PROBLEM DETAILS: Lines holding the string "जनपद" are the ones to copy from this listing.
-- begin DATA SUPPLIED --
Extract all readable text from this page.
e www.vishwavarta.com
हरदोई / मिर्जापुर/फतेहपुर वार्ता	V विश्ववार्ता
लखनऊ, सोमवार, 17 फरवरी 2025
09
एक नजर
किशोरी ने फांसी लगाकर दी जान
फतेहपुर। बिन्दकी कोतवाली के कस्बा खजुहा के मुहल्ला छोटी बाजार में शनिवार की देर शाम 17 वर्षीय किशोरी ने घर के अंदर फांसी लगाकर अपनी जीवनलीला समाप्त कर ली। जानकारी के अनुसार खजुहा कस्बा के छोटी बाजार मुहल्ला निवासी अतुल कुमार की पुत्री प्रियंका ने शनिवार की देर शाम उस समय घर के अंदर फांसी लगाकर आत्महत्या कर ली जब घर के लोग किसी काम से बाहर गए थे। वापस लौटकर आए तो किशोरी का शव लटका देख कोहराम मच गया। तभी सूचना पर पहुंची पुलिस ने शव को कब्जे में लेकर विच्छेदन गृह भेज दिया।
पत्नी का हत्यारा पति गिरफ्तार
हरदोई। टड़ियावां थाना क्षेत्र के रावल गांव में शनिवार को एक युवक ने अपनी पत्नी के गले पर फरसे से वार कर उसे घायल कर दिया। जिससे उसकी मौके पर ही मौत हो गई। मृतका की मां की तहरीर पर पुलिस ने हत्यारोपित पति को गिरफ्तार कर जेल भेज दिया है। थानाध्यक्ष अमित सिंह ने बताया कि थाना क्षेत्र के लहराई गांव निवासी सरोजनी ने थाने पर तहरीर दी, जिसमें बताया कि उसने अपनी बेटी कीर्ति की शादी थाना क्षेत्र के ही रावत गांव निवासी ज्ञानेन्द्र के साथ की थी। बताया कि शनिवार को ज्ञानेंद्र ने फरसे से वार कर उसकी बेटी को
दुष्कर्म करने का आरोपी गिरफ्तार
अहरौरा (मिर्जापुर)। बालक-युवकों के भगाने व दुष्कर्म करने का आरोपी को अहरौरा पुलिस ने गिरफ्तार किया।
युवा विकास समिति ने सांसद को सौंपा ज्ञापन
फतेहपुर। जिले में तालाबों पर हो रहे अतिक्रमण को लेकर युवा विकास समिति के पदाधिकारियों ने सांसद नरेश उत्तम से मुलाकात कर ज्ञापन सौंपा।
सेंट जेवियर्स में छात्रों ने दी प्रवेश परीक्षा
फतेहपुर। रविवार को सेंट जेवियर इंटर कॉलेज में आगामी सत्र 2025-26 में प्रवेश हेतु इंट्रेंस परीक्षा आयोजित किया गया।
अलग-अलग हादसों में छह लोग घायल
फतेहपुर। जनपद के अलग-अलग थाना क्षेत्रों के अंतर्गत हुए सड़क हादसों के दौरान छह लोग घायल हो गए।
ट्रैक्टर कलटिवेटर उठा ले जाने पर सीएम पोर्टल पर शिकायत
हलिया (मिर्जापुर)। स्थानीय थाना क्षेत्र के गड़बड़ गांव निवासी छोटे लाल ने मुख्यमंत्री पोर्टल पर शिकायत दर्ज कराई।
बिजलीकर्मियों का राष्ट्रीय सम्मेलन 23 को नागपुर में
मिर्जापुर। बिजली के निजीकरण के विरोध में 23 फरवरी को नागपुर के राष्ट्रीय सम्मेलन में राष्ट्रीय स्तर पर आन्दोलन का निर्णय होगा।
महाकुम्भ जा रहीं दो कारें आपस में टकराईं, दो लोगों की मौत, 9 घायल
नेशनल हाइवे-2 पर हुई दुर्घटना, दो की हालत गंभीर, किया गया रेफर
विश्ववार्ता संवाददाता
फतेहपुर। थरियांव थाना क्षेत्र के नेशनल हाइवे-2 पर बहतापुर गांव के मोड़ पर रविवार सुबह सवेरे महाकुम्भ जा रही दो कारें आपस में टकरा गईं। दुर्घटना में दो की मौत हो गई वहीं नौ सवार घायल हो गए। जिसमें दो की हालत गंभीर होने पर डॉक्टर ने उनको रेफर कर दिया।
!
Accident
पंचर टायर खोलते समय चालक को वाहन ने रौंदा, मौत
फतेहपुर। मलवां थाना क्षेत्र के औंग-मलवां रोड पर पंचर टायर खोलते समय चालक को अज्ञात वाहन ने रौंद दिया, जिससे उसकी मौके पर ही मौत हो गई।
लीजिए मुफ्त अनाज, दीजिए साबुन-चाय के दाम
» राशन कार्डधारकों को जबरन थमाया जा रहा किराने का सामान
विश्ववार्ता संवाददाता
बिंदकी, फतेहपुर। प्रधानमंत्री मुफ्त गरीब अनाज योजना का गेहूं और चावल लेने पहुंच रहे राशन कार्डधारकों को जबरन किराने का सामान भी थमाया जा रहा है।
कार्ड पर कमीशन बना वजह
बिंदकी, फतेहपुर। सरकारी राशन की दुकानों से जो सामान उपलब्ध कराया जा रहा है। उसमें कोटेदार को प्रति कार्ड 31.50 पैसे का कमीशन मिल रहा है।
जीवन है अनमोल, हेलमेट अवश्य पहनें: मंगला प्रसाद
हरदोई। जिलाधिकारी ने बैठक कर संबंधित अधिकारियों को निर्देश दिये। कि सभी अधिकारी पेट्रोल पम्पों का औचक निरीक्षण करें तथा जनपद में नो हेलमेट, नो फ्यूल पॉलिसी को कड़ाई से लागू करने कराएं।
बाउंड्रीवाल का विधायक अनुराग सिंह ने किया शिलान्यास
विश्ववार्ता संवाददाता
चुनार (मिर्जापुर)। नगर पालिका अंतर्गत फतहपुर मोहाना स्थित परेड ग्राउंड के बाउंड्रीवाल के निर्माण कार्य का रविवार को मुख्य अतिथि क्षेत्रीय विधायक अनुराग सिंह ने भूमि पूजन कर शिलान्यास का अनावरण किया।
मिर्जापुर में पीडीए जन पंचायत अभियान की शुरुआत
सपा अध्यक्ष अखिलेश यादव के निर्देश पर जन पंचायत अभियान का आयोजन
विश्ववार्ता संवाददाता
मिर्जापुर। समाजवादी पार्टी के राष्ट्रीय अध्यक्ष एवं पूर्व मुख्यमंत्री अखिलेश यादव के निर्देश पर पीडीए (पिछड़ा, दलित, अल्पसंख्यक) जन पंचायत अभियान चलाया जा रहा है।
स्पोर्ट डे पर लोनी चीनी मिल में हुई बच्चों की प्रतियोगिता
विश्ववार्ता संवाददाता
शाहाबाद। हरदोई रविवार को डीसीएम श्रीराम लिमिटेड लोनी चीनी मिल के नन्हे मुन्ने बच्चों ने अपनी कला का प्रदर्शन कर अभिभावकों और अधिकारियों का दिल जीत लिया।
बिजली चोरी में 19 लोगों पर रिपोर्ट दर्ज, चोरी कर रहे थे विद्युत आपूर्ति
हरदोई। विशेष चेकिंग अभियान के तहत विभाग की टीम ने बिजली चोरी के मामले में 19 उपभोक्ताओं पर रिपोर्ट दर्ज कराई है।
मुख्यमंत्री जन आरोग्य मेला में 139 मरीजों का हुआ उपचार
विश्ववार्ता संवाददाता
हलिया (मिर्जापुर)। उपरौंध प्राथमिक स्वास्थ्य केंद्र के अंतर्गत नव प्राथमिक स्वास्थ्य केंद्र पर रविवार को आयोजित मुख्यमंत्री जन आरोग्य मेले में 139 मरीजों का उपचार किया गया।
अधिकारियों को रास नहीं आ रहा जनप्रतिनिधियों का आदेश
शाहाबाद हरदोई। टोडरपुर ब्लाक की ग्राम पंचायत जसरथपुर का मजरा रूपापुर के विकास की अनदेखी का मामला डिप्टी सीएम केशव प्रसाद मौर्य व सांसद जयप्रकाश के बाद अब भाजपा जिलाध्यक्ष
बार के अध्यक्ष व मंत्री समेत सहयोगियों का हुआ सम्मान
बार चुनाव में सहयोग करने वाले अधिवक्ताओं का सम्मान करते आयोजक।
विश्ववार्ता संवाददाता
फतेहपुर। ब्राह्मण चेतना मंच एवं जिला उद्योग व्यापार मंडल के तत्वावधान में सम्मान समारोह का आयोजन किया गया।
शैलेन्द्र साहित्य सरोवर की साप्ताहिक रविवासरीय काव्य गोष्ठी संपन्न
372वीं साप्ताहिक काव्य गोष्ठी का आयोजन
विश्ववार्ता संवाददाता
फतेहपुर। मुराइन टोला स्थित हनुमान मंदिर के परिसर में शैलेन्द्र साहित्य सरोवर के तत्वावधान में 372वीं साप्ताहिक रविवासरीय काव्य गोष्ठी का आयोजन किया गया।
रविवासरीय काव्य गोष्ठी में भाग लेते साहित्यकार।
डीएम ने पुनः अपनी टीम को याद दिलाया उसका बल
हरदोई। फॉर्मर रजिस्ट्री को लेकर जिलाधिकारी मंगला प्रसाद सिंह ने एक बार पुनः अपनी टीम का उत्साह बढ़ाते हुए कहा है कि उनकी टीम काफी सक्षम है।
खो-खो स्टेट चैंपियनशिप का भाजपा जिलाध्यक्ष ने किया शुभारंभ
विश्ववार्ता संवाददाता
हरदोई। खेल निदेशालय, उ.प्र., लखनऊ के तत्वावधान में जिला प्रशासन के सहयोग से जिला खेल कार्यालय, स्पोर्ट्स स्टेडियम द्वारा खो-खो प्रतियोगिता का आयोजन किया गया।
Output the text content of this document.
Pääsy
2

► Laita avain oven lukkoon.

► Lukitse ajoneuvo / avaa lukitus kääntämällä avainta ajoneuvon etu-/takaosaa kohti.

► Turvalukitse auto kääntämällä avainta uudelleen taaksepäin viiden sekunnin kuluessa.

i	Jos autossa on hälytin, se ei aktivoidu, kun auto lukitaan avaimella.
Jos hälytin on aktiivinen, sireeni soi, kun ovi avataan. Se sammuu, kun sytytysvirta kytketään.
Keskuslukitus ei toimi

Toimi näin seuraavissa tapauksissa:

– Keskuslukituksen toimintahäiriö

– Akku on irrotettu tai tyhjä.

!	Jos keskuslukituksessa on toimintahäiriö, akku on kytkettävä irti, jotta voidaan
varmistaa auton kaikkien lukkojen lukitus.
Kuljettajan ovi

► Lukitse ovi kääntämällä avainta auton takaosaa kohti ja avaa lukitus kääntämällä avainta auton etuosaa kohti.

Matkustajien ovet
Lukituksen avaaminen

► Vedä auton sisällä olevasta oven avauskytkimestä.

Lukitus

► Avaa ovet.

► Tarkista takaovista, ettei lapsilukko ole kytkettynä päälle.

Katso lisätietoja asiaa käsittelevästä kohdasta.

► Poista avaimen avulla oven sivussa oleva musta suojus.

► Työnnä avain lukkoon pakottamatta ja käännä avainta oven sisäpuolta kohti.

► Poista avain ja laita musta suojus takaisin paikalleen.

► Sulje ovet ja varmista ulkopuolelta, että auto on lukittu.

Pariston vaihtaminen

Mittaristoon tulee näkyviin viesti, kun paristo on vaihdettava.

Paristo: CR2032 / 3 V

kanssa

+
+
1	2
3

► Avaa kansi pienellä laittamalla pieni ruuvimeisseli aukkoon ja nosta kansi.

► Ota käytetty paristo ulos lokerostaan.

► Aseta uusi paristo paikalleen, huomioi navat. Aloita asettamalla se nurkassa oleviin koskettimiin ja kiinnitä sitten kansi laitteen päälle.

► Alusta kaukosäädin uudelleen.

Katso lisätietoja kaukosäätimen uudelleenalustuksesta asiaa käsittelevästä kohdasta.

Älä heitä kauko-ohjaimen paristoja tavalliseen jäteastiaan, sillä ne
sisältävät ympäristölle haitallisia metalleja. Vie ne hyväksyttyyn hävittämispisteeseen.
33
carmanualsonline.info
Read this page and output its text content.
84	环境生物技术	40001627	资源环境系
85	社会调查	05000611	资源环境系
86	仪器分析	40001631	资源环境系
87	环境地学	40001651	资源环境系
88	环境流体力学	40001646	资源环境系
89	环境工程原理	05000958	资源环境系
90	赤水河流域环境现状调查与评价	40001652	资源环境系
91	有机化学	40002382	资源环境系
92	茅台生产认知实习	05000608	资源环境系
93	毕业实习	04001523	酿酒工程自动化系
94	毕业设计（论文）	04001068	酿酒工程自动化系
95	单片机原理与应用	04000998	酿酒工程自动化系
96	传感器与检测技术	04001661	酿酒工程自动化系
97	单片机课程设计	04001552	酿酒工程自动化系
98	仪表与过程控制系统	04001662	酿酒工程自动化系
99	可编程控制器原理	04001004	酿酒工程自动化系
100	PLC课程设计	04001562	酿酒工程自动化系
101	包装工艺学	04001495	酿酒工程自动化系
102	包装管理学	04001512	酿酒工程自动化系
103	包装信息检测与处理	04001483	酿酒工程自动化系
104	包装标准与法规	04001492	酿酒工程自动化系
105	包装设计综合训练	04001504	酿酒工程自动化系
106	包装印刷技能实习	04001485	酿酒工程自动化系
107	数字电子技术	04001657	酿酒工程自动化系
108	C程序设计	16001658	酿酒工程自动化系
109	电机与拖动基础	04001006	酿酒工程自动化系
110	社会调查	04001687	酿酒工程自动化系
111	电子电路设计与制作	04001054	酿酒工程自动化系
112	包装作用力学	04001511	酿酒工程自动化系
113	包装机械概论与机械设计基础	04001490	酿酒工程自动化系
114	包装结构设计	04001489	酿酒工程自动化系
-- end DATA SUPPLIED --
TASK RESULT:
फतेहपुर। जनपद के अलग-अलग थाना क्षेत्रों के अंतर्गत हुए सड़क हादसों के दौरान छह लोग घायल हो गए।
हरदोई। जिलाधिकारी ने बैठक कर संबंधित अधिकारियों को निर्देश दिये। कि सभी अधिकारी पेट्रोल पम्पों का औचक निरीक्षण करें तथा जनपद में नो हेलमेट, नो फ्यूल पॉलिसी को कड़ाई से लागू करने कराएं।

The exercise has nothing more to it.